O QUE SE PEDE.
Transcreva fielmente a parte do trecho sobre a obra de Emin que começa em "Busca por uma" e segue até "amor pelo trabalho.".

TRECHO DO DOCUMENTO.
•••

Durante o tratamento, ela se preparou para abrir uma mostra profundamente catártica na Xavier Hufkens, em Bruxelas. Ela apresenta desenhos feitos durante o lockdown e uma coleção abundante de 25 pinturas deste ano e do último. O assunto, porém, é eterno: o amor, em todas as suas nuances. “Details of Love” estreia na sexta-feira, 30 de outubro, e permanece em cartaz até 19 de dezembro deste ano.
Busca por uma vida “pura”
O relacionamento de Emin com o amor tem permeado grande parte de seu trabalho nos últimos anos. Ela ganhou as manchetes internacionais em 2016 quando anunciou que havia se casado com uma pedra no jardim de sua casa no sul da França. A ideia foi amplamente ridicularizada na imprensa, mas tinha um sentimento genuíno por trás dela: abraçar sua vida como uma mulher solteira e seu amor pelo trabalho.
Houve um abrandamento perceptível na paleta de Emin durante este tempo, também – um movimento em direção aos tons pastéis e silhuetas mais finas. A artista conhecida por sua “My Bed and Everyone I Have Ever Slept With” está abraçando o sentimento cru e o corpo feminino, mas de uma forma menos conflituosa e mais aberta à interpretação.

•••

MATERIAL DE ORIGEM.
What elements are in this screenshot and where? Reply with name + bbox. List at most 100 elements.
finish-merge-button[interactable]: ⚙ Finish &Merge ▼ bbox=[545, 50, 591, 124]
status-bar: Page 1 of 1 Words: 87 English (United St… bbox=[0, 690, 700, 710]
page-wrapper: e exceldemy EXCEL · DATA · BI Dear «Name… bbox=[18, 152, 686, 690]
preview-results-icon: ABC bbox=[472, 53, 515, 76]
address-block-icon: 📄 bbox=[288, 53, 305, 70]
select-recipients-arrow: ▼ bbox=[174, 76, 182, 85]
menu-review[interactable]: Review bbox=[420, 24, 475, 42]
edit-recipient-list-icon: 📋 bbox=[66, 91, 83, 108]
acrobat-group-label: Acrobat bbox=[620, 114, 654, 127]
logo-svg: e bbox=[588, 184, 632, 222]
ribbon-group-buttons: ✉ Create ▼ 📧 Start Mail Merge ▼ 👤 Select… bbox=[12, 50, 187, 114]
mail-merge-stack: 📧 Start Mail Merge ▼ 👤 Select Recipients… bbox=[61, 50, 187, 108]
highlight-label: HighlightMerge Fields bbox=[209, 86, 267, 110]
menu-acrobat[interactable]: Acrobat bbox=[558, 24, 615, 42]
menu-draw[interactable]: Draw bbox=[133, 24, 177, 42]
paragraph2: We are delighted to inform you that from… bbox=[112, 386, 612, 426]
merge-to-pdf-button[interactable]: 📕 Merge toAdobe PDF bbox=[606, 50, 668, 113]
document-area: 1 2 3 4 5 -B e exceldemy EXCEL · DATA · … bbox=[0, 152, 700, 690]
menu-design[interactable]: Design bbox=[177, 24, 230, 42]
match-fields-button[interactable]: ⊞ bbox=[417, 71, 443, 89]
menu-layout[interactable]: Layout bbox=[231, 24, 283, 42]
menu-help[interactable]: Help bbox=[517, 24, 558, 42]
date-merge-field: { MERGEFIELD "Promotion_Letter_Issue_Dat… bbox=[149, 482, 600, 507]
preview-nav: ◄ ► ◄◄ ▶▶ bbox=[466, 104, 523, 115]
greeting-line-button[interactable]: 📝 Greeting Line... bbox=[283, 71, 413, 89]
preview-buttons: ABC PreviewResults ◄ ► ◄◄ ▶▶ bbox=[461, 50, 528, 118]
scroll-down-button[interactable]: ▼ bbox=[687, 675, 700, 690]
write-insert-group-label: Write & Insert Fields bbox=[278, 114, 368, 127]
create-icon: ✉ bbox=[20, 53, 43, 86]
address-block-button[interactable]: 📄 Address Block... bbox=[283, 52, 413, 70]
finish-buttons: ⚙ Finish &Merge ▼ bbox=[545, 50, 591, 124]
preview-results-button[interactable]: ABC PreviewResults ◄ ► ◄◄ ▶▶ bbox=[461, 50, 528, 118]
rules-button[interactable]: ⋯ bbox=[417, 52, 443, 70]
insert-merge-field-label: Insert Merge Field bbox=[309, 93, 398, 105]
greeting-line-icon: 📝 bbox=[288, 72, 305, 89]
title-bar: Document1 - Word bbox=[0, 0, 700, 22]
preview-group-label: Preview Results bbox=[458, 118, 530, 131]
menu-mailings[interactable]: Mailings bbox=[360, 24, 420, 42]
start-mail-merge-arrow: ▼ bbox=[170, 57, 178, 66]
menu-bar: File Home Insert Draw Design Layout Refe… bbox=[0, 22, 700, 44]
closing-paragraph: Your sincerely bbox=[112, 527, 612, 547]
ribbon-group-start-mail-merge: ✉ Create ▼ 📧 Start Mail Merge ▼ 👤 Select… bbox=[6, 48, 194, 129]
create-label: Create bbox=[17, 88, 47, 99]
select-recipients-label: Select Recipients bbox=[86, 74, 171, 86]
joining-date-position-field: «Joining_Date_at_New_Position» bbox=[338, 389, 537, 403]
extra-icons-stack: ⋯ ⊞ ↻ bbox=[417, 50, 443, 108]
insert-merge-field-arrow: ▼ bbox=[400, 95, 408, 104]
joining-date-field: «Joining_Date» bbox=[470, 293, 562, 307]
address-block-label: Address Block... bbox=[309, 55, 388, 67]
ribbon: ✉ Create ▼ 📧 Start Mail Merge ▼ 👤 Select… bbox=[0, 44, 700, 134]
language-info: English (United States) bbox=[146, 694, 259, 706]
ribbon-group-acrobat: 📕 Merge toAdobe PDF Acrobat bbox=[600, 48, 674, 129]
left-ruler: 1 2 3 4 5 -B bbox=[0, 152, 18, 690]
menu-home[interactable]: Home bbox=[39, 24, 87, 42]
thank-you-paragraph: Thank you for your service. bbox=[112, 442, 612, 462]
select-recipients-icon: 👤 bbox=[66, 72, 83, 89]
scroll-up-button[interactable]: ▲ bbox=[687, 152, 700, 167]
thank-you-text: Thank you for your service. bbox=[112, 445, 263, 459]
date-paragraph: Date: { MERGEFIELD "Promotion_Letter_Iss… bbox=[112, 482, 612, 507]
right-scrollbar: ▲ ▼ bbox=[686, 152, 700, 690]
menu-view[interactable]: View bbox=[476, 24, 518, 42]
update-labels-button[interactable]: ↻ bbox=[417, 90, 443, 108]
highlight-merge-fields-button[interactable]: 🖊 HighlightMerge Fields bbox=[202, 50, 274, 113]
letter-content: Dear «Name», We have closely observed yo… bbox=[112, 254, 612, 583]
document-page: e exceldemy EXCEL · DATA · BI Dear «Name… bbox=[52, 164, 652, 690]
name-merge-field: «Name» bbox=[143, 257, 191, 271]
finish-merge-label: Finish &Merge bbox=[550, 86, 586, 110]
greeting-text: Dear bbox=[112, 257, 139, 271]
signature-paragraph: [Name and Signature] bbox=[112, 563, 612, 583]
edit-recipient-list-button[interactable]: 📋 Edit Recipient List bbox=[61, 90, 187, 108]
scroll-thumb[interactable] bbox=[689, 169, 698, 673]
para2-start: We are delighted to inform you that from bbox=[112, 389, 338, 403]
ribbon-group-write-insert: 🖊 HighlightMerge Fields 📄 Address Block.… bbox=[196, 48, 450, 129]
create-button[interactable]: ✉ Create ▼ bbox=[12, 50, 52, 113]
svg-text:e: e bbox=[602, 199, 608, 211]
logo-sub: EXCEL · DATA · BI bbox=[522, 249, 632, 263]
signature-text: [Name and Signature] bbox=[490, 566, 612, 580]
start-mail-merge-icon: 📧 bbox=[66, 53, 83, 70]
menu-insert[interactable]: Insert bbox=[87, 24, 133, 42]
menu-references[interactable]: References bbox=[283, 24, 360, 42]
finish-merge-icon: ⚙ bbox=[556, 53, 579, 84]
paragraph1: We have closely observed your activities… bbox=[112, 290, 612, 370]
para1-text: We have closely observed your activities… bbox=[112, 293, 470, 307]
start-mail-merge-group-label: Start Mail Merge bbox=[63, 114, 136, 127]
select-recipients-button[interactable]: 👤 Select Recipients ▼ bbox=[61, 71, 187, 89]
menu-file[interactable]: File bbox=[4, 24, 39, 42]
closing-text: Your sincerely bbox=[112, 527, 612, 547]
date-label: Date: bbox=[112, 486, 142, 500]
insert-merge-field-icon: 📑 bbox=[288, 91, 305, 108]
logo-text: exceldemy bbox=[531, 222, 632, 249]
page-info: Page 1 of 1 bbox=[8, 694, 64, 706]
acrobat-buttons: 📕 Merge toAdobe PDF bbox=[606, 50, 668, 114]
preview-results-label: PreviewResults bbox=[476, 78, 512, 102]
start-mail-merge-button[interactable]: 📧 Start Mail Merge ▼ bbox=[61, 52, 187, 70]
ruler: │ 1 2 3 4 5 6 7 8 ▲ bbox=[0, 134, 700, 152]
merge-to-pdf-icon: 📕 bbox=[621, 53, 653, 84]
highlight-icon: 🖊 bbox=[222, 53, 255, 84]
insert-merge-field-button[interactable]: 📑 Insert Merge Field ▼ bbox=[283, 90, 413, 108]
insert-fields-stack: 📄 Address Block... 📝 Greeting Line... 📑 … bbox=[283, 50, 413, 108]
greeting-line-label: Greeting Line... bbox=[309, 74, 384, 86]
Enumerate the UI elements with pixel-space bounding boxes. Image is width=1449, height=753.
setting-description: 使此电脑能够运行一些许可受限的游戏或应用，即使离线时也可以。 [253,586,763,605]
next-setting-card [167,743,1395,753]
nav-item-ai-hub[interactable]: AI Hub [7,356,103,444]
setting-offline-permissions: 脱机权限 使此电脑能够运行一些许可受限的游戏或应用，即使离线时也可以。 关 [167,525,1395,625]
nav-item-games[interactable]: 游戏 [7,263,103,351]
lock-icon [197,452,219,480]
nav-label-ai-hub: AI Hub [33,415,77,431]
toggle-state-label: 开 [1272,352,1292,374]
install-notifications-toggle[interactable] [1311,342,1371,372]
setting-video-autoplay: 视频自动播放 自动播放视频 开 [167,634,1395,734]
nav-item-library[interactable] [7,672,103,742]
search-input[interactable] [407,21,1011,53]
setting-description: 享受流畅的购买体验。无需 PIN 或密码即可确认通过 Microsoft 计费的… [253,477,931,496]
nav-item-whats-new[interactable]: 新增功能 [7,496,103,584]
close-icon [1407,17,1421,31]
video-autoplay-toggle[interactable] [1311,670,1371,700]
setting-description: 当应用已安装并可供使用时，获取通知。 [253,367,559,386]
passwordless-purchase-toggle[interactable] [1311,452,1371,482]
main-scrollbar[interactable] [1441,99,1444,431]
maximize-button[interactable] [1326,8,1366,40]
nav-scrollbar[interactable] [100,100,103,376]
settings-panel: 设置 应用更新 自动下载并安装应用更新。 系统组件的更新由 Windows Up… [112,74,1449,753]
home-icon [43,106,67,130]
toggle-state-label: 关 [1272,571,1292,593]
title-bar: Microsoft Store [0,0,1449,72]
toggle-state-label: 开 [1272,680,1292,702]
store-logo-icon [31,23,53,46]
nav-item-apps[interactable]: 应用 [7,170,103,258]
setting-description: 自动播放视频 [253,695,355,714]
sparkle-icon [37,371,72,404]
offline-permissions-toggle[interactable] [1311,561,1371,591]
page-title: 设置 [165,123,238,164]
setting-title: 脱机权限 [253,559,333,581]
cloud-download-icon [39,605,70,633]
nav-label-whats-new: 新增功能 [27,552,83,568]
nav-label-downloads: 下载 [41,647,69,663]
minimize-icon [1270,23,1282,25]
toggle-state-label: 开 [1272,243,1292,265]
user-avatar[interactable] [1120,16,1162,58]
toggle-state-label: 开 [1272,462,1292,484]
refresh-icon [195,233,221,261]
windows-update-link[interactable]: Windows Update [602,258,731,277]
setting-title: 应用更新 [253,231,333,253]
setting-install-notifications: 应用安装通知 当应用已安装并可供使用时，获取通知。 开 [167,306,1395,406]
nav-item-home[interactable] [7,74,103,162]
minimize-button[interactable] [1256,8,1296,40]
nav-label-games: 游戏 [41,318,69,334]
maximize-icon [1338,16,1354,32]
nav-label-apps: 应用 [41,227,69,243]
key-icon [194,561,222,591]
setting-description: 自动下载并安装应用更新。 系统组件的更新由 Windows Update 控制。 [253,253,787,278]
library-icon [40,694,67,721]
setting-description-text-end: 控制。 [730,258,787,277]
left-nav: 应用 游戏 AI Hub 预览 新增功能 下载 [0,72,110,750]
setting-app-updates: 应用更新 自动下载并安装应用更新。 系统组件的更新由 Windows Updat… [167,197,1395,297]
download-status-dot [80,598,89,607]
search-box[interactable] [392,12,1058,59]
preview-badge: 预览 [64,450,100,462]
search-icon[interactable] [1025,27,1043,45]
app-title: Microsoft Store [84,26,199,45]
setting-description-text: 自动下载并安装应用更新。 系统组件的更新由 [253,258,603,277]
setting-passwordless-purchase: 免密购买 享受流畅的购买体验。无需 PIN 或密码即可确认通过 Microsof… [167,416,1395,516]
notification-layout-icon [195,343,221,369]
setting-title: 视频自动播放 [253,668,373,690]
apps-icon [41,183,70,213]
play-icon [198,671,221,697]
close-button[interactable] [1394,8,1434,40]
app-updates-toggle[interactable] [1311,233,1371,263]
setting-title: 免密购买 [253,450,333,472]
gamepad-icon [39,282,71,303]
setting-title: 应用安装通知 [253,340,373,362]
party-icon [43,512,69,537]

•••

SOLUÇÃO DA TAREFA.
Busca por uma vida “pura”
O relacionamento de Emin com o amor tem permeado grande parte de seu trabalho nos últimos anos. Ela ganhou as manchetes internacionais em 2016 quando anunciou que havia se casado com uma pedra no jardim de sua casa no sul da França. A ideia foi amplamente ridicularizada na imprensa, mas tinha um sentimento genuíno por trás dela: abraçar sua vida como uma mulher solteira e seu amor pelo trabalho.